*Direction*:
Identify the lines containing the word "الخمس". Copy each one.

*Saved entries*:
━━━

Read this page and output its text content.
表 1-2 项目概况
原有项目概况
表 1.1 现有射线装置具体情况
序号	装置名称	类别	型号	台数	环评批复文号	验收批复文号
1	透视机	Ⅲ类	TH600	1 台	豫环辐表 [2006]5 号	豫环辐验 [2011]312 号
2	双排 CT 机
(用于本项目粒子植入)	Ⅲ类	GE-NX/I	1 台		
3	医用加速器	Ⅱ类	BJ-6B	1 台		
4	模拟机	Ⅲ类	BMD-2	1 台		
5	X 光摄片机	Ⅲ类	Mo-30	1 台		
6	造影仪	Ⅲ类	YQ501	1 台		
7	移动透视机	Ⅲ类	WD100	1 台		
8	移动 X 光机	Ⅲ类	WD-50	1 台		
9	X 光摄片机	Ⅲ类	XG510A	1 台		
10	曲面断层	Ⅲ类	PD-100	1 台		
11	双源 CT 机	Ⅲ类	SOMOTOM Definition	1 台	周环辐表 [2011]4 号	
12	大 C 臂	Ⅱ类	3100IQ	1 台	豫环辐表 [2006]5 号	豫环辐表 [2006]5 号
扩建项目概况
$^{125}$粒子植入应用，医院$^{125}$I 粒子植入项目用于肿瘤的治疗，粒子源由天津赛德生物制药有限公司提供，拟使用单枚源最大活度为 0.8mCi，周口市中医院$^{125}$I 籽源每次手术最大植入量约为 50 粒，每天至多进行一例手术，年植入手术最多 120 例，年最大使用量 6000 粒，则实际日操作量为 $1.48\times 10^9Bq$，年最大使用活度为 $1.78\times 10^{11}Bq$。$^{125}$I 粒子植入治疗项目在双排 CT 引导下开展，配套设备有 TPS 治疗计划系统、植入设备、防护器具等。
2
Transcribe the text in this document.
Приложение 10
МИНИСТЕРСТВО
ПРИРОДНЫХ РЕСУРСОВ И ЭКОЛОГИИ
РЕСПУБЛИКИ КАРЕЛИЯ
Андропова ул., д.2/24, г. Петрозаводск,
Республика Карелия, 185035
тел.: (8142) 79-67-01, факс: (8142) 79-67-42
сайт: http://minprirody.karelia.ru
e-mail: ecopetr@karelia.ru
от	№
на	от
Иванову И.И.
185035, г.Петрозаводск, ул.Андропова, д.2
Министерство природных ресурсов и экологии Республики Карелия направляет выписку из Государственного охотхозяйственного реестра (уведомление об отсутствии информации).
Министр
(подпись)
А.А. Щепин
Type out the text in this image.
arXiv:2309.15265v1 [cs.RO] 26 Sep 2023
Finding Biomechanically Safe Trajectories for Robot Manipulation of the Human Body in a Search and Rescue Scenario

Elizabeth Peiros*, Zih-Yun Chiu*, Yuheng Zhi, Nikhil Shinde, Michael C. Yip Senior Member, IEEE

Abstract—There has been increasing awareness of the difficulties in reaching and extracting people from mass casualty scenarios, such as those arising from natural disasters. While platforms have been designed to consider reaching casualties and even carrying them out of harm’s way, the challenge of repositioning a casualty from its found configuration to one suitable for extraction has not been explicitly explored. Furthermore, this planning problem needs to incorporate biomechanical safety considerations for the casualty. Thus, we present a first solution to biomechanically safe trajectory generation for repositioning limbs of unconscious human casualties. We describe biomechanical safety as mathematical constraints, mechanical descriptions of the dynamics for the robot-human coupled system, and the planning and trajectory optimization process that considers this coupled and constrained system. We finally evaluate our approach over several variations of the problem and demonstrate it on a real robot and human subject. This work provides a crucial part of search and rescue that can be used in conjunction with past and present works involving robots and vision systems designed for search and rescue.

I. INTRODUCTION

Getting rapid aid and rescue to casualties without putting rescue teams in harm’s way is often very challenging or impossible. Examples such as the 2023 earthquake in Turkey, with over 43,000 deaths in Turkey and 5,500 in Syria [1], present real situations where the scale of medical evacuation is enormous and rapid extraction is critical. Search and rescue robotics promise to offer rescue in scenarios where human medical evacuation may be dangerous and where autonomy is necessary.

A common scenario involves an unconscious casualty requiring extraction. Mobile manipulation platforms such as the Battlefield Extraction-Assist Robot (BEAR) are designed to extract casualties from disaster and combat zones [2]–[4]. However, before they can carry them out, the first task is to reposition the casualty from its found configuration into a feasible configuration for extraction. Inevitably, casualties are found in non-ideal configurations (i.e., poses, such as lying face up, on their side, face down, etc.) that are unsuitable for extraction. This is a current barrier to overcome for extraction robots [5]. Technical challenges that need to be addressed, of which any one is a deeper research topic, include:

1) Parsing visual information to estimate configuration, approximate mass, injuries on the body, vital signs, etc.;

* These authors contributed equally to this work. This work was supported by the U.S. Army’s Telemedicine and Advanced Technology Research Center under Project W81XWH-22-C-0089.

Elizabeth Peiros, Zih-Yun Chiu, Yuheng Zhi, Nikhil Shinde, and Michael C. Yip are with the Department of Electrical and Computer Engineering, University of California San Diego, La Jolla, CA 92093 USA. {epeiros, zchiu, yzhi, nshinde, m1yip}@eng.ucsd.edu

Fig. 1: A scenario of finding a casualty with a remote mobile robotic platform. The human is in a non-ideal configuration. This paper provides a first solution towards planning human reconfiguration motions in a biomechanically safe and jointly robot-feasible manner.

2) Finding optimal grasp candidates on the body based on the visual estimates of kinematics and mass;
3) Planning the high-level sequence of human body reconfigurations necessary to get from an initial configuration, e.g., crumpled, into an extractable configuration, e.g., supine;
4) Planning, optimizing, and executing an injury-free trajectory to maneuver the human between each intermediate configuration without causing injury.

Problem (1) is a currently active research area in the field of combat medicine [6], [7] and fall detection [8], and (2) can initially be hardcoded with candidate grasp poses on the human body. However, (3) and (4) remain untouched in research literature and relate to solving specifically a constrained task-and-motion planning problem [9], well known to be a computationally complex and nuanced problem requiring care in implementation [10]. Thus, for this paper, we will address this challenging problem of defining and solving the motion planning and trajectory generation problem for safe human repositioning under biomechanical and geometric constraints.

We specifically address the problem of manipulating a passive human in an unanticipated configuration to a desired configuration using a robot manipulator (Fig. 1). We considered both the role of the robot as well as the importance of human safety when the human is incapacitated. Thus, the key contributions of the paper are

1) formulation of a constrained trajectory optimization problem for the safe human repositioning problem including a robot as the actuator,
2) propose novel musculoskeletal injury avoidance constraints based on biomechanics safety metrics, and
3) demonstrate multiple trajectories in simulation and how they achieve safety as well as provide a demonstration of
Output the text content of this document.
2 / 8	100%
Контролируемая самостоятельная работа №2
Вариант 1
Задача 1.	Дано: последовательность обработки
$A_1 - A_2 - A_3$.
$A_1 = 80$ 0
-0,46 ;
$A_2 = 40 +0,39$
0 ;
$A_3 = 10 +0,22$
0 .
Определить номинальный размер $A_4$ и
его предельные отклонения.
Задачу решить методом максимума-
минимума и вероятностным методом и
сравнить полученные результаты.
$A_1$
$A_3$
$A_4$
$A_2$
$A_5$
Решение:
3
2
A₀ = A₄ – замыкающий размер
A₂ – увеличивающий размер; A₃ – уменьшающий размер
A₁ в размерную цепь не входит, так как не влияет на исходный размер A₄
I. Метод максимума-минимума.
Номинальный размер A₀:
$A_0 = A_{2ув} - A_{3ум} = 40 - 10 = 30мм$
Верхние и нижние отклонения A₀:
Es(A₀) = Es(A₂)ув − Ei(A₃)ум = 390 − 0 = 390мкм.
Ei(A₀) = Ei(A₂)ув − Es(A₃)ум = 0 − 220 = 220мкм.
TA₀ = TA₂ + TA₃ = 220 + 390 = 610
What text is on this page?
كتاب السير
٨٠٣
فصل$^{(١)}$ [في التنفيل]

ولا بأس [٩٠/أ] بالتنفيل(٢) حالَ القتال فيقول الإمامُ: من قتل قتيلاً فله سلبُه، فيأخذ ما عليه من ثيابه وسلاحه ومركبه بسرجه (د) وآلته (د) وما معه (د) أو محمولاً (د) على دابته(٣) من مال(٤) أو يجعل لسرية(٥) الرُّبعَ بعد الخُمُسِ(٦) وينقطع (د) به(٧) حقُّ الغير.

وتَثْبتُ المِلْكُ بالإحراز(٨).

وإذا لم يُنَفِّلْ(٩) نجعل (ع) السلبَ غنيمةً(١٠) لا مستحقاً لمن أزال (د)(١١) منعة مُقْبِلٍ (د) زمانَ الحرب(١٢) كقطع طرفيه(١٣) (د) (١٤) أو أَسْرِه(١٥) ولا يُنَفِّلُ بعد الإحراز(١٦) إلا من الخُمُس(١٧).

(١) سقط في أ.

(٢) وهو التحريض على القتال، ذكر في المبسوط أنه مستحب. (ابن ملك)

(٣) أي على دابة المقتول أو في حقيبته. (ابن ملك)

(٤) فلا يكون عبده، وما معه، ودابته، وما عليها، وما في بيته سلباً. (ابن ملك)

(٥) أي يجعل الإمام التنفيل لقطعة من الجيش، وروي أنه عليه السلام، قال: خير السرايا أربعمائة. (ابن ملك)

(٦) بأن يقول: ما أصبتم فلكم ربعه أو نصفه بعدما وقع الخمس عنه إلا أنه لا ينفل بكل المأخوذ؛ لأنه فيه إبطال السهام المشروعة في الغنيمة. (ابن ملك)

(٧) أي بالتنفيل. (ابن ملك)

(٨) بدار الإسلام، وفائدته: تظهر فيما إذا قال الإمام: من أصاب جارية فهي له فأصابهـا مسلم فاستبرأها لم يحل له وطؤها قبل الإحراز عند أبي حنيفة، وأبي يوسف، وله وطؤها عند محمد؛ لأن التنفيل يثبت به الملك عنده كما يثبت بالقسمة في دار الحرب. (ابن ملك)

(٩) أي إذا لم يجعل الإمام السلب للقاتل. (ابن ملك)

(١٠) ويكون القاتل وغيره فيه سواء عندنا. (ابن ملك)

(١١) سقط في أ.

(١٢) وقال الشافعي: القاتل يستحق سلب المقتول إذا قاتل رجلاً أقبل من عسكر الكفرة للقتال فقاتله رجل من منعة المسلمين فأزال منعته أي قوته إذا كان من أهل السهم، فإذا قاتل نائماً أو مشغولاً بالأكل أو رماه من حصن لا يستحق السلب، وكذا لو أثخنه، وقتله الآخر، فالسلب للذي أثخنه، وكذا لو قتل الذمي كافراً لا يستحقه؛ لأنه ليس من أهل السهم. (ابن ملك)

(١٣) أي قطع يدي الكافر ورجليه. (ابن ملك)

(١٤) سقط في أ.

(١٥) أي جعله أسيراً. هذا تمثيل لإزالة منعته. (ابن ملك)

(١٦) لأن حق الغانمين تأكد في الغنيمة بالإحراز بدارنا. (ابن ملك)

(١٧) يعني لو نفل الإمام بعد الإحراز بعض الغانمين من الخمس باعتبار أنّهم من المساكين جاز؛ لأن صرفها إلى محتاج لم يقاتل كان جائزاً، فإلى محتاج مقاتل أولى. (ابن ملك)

━━━

*Completed task*:
(٦) بأن يقول: ما أصبتم فلكم ربعه أو نصفه بعدما وقع الخمس عنه إلا أنه لا ينفل بكل المأخوذ؛ لأنه فيه إبطال السهام المشروعة في الغنيمة. (ابن ملك)
(١٧) يعني لو نفل الإمام بعد الإحراز بعض الغانمين من الخمس باعتبار أنّهم من المساكين جاز؛ لأن صرفها إلى محتاج لم يقاتل كان جائزاً، فإلى محتاج مقاتل أولى. (ابن ملك)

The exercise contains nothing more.